### Task
Output each line exactly as it appears, skipping any embedded picture.

### Dataset

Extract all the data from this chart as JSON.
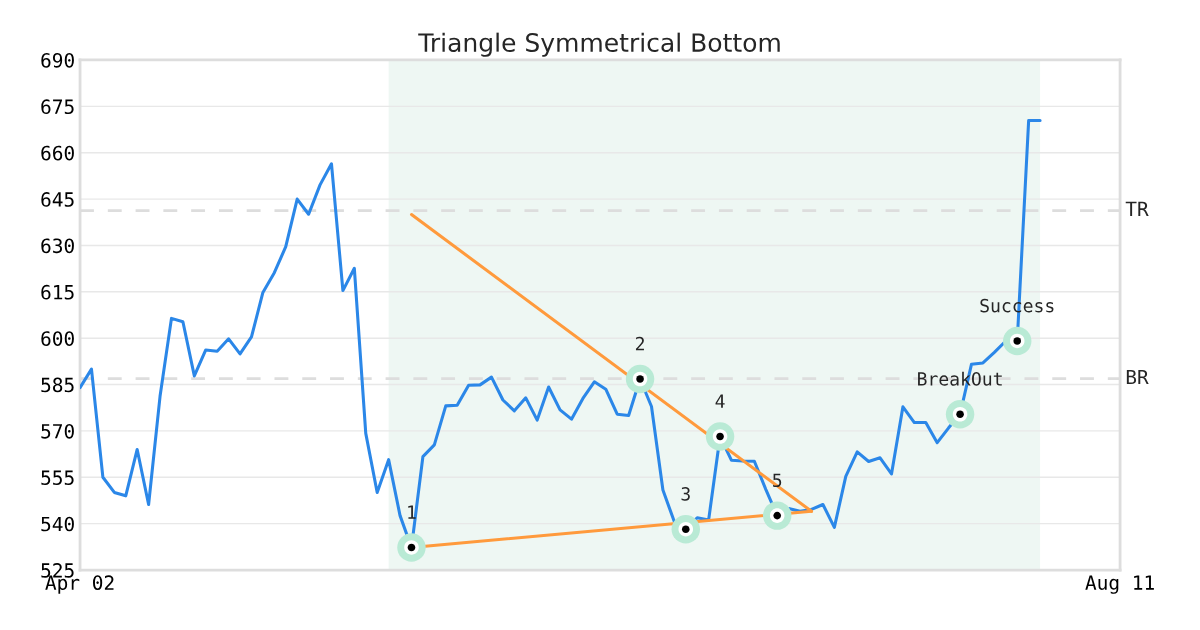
{
  "chart_data": {
    "type": "line",
    "title": "Triangle Symmetrical Bottom",
    "categories": [
      "Apr 02",
      null,
      null,
      null,
      null,
      null,
      null,
      null,
      null,
      null,
      null,
      null,
      null,
      null,
      null,
      null,
      null,
      null,
      null,
      null,
      null,
      null,
      null,
      null,
      null,
      null,
      null,
      null,
      null,
      null,
      null,
      null,
      null,
      null,
      null,
      null,
      null,
      null,
      null,
      null,
      null,
      null,
      null,
      null,
      null,
      null,
      null,
      null,
      null,
      null,
      null,
      null,
      null,
      null,
      null,
      null,
      null,
      null,
      null,
      null,
      null,
      null,
      null,
      null,
      null,
      null,
      null,
      null,
      null,
      null,
      null,
      null,
      null,
      null,
      null,
      null,
      null,
      null,
      null,
      null,
      null,
      null,
      null,
      null,
      null,
      null,
      null,
      null,
      null,
      null,
      null,
      "Aug 11"
    ],
    "ylim": [
      525,
      690
    ],
    "yticks": [
      525,
      540,
      555,
      570,
      585,
      600,
      615,
      630,
      645,
      660,
      675,
      690
    ],
    "grid": "y",
    "series": [
      {
        "color": "#2b87e8",
        "values": [
          584.0,
          590.0,
          555.0,
          550.1,
          549.0,
          564.0,
          546.2,
          581.2,
          606.4,
          605.3,
          587.8,
          596.2,
          595.8,
          599.8,
          594.9,
          600.4,
          614.8,
          621.2,
          629.6,
          645.0,
          640.1,
          649.6,
          656.4,
          615.4,
          622.6,
          569.2,
          550.1,
          560.7,
          542.6,
          532.3,
          561.7,
          565.5,
          578.1,
          578.3,
          584.8,
          584.9,
          587.4,
          580.0,
          576.5,
          580.7,
          573.5,
          584.2,
          576.8,
          573.8,
          580.5,
          585.9,
          583.5,
          575.4,
          575.0,
          586.8,
          577.9,
          550.9,
          540.6,
          538.2,
          541.9,
          541.2,
          568.2,
          560.5,
          560.3,
          560.2,
          551.1,
          542.6,
          544.9,
          544.0,
          544.6,
          546.2,
          538.8,
          555.3,
          563.2,
          560.1,
          561.3,
          556.1,
          577.8,
          572.7,
          572.7,
          566.2,
          571.0,
          575.4,
          591.6,
          592.0,
          595.4,
          599.1,
          599.1,
          670.4,
          670.4,
          null,
          null,
          null,
          null,
          null,
          null,
          null
        ]
      },
      {
        "type": "line",
        "color": "#ff9a3c",
        "values": [
          null,
          null,
          null,
          null,
          null,
          null,
          null,
          null,
          null,
          null,
          null,
          null,
          null,
          null,
          null,
          null,
          null,
          null,
          null,
          null,
          null,
          null,
          null,
          null,
          null,
          null,
          null,
          null,
          null,
          640.0,
          null,
          null,
          null,
          null,
          null,
          null,
          null,
          null,
          null,
          null,
          null,
          null,
          null,
          null,
          null,
          null,
          null,
          null,
          null,
          null,
          null,
          null,
          null,
          null,
          null,
          null,
          null,
          null,
          null,
          null,
          null,
          null,
          null,
          null,
          544.0,
          null,
          null,
          null,
          null,
          null,
          null,
          null,
          null,
          null,
          null,
          null,
          null,
          null,
          null,
          null,
          null,
          null,
          null,
          null,
          null,
          null,
          null,
          null,
          null,
          null,
          null,
          null
        ]
      },
      {
        "type": "line",
        "color": "#ff9a3c",
        "values": [
          null,
          null,
          null,
          null,
          null,
          null,
          null,
          null,
          null,
          null,
          null,
          null,
          null,
          null,
          null,
          null,
          null,
          null,
          null,
          null,
          null,
          null,
          null,
          null,
          null,
          null,
          null,
          null,
          null,
          532.3,
          null,
          null,
          null,
          null,
          null,
          null,
          null,
          null,
          null,
          null,
          null,
          null,
          null,
          null,
          null,
          null,
          null,
          null,
          null,
          null,
          null,
          null,
          null,
          null,
          null,
          null,
          null,
          null,
          null,
          null,
          null,
          null,
          null,
          null,
          544.0,
          null,
          null,
          null,
          null,
          null,
          null,
          null,
          null,
          null,
          null,
          null,
          null,
          null,
          null,
          null,
          null,
          null,
          null,
          null,
          null,
          null,
          null,
          null,
          null,
          null,
          null,
          null
        ]
      },
      {
        "type": "scatter",
        "color": "#000000",
        "values": [
          null,
          null,
          null,
          null,
          null,
          null,
          null,
          null,
          null,
          null,
          null,
          null,
          null,
          null,
          null,
          null,
          null,
          null,
          null,
          null,
          null,
          null,
          null,
          null,
          null,
          null,
          null,
          null,
          null,
          532.3,
          null,
          null,
          null,
          null,
          null,
          null,
          null,
          null,
          null,
          null,
          null,
          null,
          null,
          null,
          null,
          null,
          null,
          null,
          null,
          586.8,
          null,
          null,
          null,
          538.2,
          null,
          null,
          568.2,
          null,
          null,
          null,
          null,
          542.6,
          null,
          null,
          null,
          null,
          null,
          null,
          null,
          null,
          null,
          null,
          null,
          null,
          null,
          null,
          null,
          575.4,
          null,
          null,
          null,
          null,
          599.1,
          null,
          null,
          null,
          null,
          null,
          null,
          null,
          null,
          null
        ],
        "marker": "circle"
      }
    ],
    "ref_lines": [
      {
        "axis": "y",
        "value": 641.3,
        "label": "TR",
        "color": "#dddddd",
        "line_style": "dashed"
      },
      {
        "axis": "y",
        "value": 586.9,
        "label": "BR",
        "color": "#dddddd",
        "line_style": "dashed"
      }
    ],
    "annotations": [
      {
        "text": "1",
        "y": 532.3
      },
      {
        "text": "2",
        "y": 586.8
      },
      {
        "text": "3",
        "y": 538.2
      },
      {
        "text": "4",
        "y": 568.2
      },
      {
        "text": "5",
        "y": 542.6
      },
      {
        "text": "BreakOut",
        "y": 575.4
      },
      {
        "text": "Success",
        "y": 599.1
      }
    ]
  }
}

### Task result
Extract all the data from this chart as JSON.
{
  "chart_data": {
    "type": "line",
    "title": "Triangle Symmetrical Bottom",
    "categories": [
      "Apr 02",
      null,
      null,
      null,
      null,
      null,
      null,
      null,
      null,
      null,
      null,
      null,
      null,
      null,
      null,
      null,
      null,
      null,
      null,
      null,
      null,
      null,
      null,
      null,
      null,
      null,
      null,
      null,
      null,
      null,
      null,
      null,
      null,
      null,
      null,
      null,
      null,
      null,
      null,
      null,
      null,
      null,
      null,
      null,
      null,
      null,
      null,
      null,
      null,
      null,
      null,
      null,
      null,
      null,
      null,
      null,
      null,
      null,
      null,
      null,
      null,
      null,
      null,
      null,
      null,
      null,
      null,
      null,
      null,
      null,
      null,
      null,
      null,
      null,
      null,
      null,
      null,
      null,
      null,
      null,
      null,
      null,
      null,
      null,
      null,
      null,
      null,
      null,
      null,
      null,
      null,
      "Aug 11"
    ],
    "ylim": [
      525,
      690
    ],
    "yticks": [
      525,
      540,
      555,
      570,
      585,
      600,
      615,
      630,
      645,
      660,
      675,
      690
    ],
    "grid": "y",
    "series": [
      {
        "color": "#2b87e8",
        "values": [
          584.0,
          590.0,
          555.0,
          550.1,
          549.0,
          564.0,
          546.2,
          581.2,
          606.4,
          605.3,
          587.8,
          596.2,
          595.8,
          599.8,
          594.9,
          600.4,
          614.8,
          621.2,
          629.6,
          645.0,
          640.1,
          649.6,
          656.4,
          615.4,
          622.6,
          569.2,
          550.1,
          560.7,
          542.6,
          532.3,
          561.7,
          565.5,
          578.1,
          578.3,
          584.8,
          584.9,
          587.4,
          580.0,
          576.5,
          580.7,
          573.5,
          584.2,
          576.8,
          573.8,
          580.5,
          585.9,
          583.5,
          575.4,
          575.0,
          586.8,
          577.9,
          550.9,
          540.6,
          538.2,
          541.9,
          541.2,
          568.2,
          560.5,
          560.3,
          560.2,
          551.1,
          542.6,
          544.9,
          544.0,
          544.6,
          546.2,
          538.8,
          555.3,
          563.2,
          560.1,
          561.3,
          556.1,
          577.8,
          572.7,
          572.7,
          566.2,
          571.0,
          575.4,
          591.6,
          592.0,
          595.4,
          599.1,
          599.1,
          670.4,
          670.4,
          null,
          null,
          null,
          null,
          null,
          null,
          null
        ]
      },
      {
        "type": "line",
        "color": "#ff9a3c",
        "values": [
          null,
          null,
          null,
          null,
          null,
          null,
          null,
          null,
          null,
          null,
          null,
          null,
          null,
          null,
          null,
          null,
          null,
          null,
          null,
          null,
          null,
          null,
          null,
          null,
          null,
          null,
          null,
          null,
          null,
          640.0,
          null,
          null,
          null,
          null,
          null,
          null,
          null,
          null,
          null,
          null,
          null,
          null,
          null,
          null,
          null,
          null,
          null,
          null,
          null,
          null,
          null,
          null,
          null,
          null,
          null,
          null,
          null,
          null,
          null,
          null,
          null,
          null,
          null,
          null,
          544.0,
          null,
          null,
          null,
          null,
          null,
          null,
          null,
          null,
          null,
          null,
          null,
          null,
          null,
          null,
          null,
          null,
          null,
          null,
          null,
          null,
          null,
          null,
          null,
          null,
          null,
          null,
          null
        ]
      },
      {
        "type": "line",
        "color": "#ff9a3c",
        "values": [
          null,
          null,
          null,
          null,
          null,
          null,
          null,
          null,
          null,
          null,
          null,
          null,
          null,
          null,
          null,
          null,
          null,
          null,
          null,
          null,
          null,
          null,
          null,
          null,
          null,
          null,
          null,
          null,
          null,
          532.3,
          null,
          null,
          null,
          null,
          null,
          null,
          null,
          null,
          null,
          null,
          null,
          null,
          null,
          null,
          null,
          null,
          null,
          null,
          null,
          null,
          null,
          null,
          null,
          null,
          null,
          null,
          null,
          null,
          null,
          null,
          null,
          null,
          null,
          null,
          544.0,
          null,
          null,
          null,
          null,
          null,
          null,
          null,
          null,
          null,
          null,
          null,
          null,
          null,
          null,
          null,
          null,
          null,
          null,
          null,
          null,
          null,
          null,
          null,
          null,
          null,
          null,
          null
        ]
      },
      {
        "type": "scatter",
        "color": "#000000",
        "values": [
          null,
          null,
          null,
          null,
          null,
          null,
          null,
          null,
          null,
          null,
          null,
          null,
          null,
          null,
          null,
          null,
          null,
          null,
          null,
          null,
          null,
          null,
          null,
          null,
          null,
          null,
          null,
          null,
          null,
          532.3,
          null,
          null,
          null,
          null,
          null,
          null,
          null,
          null,
          null,
          null,
          null,
          null,
          null,
          null,
          null,
          null,
          null,
          null,
          null,
          586.8,
          null,
          null,
          null,
          538.2,
          null,
          null,
          568.2,
          null,
          null,
          null,
          null,
          542.6,
          null,
          null,
          null,
          null,
          null,
          null,
          null,
          null,
          null,
          null,
          null,
          null,
          null,
          null,
          null,
          575.4,
          null,
          null,
          null,
          null,
          599.1,
          null,
          null,
          null,
          null,
          null,
          null,
          null,
          null,
          null
        ],
        "marker": "circle"
      }
    ],
    "ref_lines": [
      {
        "axis": "y",
        "value": 641.3,
        "label": "TR",
        "color": "#dddddd",
        "line_style": "dashed"
      },
      {
        "axis": "y",
        "value": 586.9,
        "label": "BR",
        "color": "#dddddd",
        "line_style": "dashed"
      }
    ],
    "annotations": [
      {
        "text": "1",
        "y": 532.3
      },
      {
        "text": "2",
        "y": 586.8
      },
      {
        "text": "3",
        "y": 538.2
      },
      {
        "text": "4",
        "y": 568.2
      },
      {
        "text": "5",
        "y": 542.6
      },
      {
        "text": "BreakOut",
        "y": 575.4
      },
      {
        "text": "Success",
        "y": 599.1
      }
    ]
  }
}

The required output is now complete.